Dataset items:
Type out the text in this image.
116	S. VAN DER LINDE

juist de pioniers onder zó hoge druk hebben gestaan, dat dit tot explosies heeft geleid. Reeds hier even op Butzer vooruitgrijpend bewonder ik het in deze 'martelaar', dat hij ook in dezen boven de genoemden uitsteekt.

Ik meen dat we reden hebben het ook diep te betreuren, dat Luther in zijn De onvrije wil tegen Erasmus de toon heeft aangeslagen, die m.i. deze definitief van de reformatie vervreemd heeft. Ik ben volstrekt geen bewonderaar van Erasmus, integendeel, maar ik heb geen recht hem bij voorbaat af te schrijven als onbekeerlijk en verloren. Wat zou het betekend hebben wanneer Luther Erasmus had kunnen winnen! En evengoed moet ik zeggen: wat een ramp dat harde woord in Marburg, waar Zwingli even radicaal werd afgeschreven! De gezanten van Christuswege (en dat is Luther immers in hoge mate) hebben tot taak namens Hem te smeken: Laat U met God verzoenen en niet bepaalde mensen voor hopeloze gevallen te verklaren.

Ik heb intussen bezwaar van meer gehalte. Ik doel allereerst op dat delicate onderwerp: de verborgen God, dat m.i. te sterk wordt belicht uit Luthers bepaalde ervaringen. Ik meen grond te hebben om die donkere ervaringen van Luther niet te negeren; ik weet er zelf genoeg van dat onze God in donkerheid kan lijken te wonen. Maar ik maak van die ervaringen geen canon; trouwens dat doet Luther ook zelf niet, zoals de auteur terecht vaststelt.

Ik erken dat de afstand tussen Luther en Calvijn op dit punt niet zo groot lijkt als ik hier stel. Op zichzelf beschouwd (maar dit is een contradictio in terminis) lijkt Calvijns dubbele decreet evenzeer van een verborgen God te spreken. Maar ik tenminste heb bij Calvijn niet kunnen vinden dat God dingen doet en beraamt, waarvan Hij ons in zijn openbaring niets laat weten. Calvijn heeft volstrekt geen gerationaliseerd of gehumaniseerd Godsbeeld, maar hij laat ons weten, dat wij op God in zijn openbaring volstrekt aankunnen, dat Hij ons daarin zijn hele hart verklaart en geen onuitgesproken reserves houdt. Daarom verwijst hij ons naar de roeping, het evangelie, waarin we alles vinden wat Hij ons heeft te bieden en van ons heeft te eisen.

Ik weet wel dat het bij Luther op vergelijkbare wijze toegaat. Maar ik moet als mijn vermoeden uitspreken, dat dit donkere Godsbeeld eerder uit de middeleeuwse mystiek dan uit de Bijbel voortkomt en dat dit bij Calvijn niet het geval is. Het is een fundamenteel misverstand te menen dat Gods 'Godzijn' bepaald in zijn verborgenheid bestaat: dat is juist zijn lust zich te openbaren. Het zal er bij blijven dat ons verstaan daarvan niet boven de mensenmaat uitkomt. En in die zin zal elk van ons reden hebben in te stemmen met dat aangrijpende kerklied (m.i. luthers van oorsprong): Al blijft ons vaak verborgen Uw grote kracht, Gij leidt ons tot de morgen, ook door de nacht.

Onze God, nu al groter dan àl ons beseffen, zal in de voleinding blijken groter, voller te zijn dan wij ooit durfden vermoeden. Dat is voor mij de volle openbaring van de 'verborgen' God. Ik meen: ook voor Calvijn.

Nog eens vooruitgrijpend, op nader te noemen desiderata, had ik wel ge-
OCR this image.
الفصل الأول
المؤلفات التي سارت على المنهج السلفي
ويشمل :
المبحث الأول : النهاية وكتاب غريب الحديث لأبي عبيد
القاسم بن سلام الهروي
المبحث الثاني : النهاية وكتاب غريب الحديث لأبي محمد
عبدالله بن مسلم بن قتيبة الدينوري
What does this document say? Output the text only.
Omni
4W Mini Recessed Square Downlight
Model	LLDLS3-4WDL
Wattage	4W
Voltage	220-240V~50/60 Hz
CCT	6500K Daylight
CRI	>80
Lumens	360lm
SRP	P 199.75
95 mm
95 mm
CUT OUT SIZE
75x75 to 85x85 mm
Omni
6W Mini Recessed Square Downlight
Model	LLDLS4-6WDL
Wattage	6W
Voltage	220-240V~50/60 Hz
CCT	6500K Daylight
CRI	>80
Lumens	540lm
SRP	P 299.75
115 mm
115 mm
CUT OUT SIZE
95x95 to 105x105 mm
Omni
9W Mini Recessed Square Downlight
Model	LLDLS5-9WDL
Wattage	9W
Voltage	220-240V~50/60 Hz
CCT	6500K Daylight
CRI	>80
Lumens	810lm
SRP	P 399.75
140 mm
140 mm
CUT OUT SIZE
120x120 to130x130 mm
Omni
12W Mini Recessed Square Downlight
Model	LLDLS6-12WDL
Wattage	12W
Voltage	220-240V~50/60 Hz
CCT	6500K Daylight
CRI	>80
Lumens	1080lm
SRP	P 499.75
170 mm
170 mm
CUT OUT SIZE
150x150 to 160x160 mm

### Stated task
Transcribe the whole listing with nothing added or left out.

### Response
Type out the text in this image.
116	S. VAN DER LINDE

juist de pioniers onder zó hoge druk hebben gestaan, dat dit tot explosies heeft geleid. Reeds hier even op Butzer vooruitgrijpend bewonder ik het in deze 'martelaar', dat hij ook in dezen boven de genoemden uitsteekt.

Ik meen dat we reden hebben het ook diep te betreuren, dat Luther in zijn De onvrije wil tegen Erasmus de toon heeft aangeslagen, die m.i. deze definitief van de reformatie vervreemd heeft. Ik ben volstrekt geen bewonderaar van Erasmus, integendeel, maar ik heb geen recht hem bij voorbaat af te schrijven als onbekeerlijk en verloren. Wat zou het betekend hebben wanneer Luther Erasmus had kunnen winnen! En evengoed moet ik zeggen: wat een ramp dat harde woord in Marburg, waar Zwingli even radicaal werd afgeschreven! De gezanten van Christuswege (en dat is Luther immers in hoge mate) hebben tot taak namens Hem te smeken: Laat U met God verzoenen en niet bepaalde mensen voor hopeloze gevallen te verklaren.

Ik heb intussen bezwaar van meer gehalte. Ik doel allereerst op dat delicate onderwerp: de verborgen God, dat m.i. te sterk wordt belicht uit Luthers bepaalde ervaringen. Ik meen grond te hebben om die donkere ervaringen van Luther niet te negeren; ik weet er zelf genoeg van dat onze God in donkerheid kan lijken te wonen. Maar ik maak van die ervaringen geen canon; trouwens dat doet Luther ook zelf niet, zoals de auteur terecht vaststelt.

Ik erken dat de afstand tussen Luther en Calvijn op dit punt niet zo groot lijkt als ik hier stel. Op zichzelf beschouwd (maar dit is een contradictio in terminis) lijkt Calvijns dubbele decreet evenzeer van een verborgen God te spreken. Maar ik tenminste heb bij Calvijn niet kunnen vinden dat God dingen doet en beraamt, waarvan Hij ons in zijn openbaring niets laat weten. Calvijn heeft volstrekt geen gerationaliseerd of gehumaniseerd Godsbeeld, maar hij laat ons weten, dat wij op God in zijn openbaring volstrekt aankunnen, dat Hij ons daarin zijn hele hart verklaart en geen onuitgesproken reserves houdt. Daarom verwijst hij ons naar de roeping, het evangelie, waarin we alles vinden wat Hij ons heeft te bieden en van ons heeft te eisen.

Ik weet wel dat het bij Luther op vergelijkbare wijze toegaat. Maar ik moet als mijn vermoeden uitspreken, dat dit donkere Godsbeeld eerder uit de middeleeuwse mystiek dan uit de Bijbel voortkomt en dat dit bij Calvijn niet het geval is. Het is een fundamenteel misverstand te menen dat Gods 'Godzijn' bepaald in zijn verborgenheid bestaat: dat is juist zijn lust zich te openbaren. Het zal er bij blijven dat ons verstaan daarvan niet boven de mensenmaat uitkomt. En in die zin zal elk van ons reden hebben in te stemmen met dat aangrijpende kerklied (m.i. luthers van oorsprong): Al blijft ons vaak verborgen Uw grote kracht, Gij leidt ons tot de morgen, ook door de nacht.

Onze God, nu al groter dan àl ons beseffen, zal in de voleinding blijken groter, voller te zijn dan wij ooit durfden vermoeden. Dat is voor mij de volle openbaring van de 'verborgen' God. Ik meen: ook voor Calvijn.

Nog eens vooruitgrijpend, op nader te noemen desiderata, had ik wel ge-
OCR this image.
الفصل الأول
المؤلفات التي سارت على المنهج السلفي
ويشمل :
المبحث الأول : النهاية وكتاب غريب الحديث لأبي عبيد
القاسم بن سلام الهروي
المبحث الثاني : النهاية وكتاب غريب الحديث لأبي محمد
عبدالله بن مسلم بن قتيبة الدينوري
What does this document say? Output the text only.
Omni
4W Mini Recessed Square Downlight
Model	LLDLS3-4WDL
Wattage	4W
Voltage	220-240V~50/60 Hz
CCT	6500K Daylight
CRI	>80
Lumens	360lm
SRP	P 199.75
95 mm
95 mm
CUT OUT SIZE
75x75 to 85x85 mm
Omni
6W Mini Recessed Square Downlight
Model	LLDLS4-6WDL
Wattage	6W
Voltage	220-240V~50/60 Hz
CCT	6500K Daylight
CRI	>80
Lumens	540lm
SRP	P 299.75
115 mm
115 mm
CUT OUT SIZE
95x95 to 105x105 mm
Omni
9W Mini Recessed Square Downlight
Model	LLDLS5-9WDL
Wattage	9W
Voltage	220-240V~50/60 Hz
CCT	6500K Daylight
CRI	>80
Lumens	810lm
SRP	P 399.75
140 mm
140 mm
CUT OUT SIZE
120x120 to130x130 mm
Omni
12W Mini Recessed Square Downlight
Model	LLDLS6-12WDL
Wattage	12W
Voltage	220-240V~50/60 Hz
CCT	6500K Daylight
CRI	>80
Lumens	1080lm
SRP	P 499.75
170 mm
170 mm
CUT OUT SIZE
150x150 to 160x160 mm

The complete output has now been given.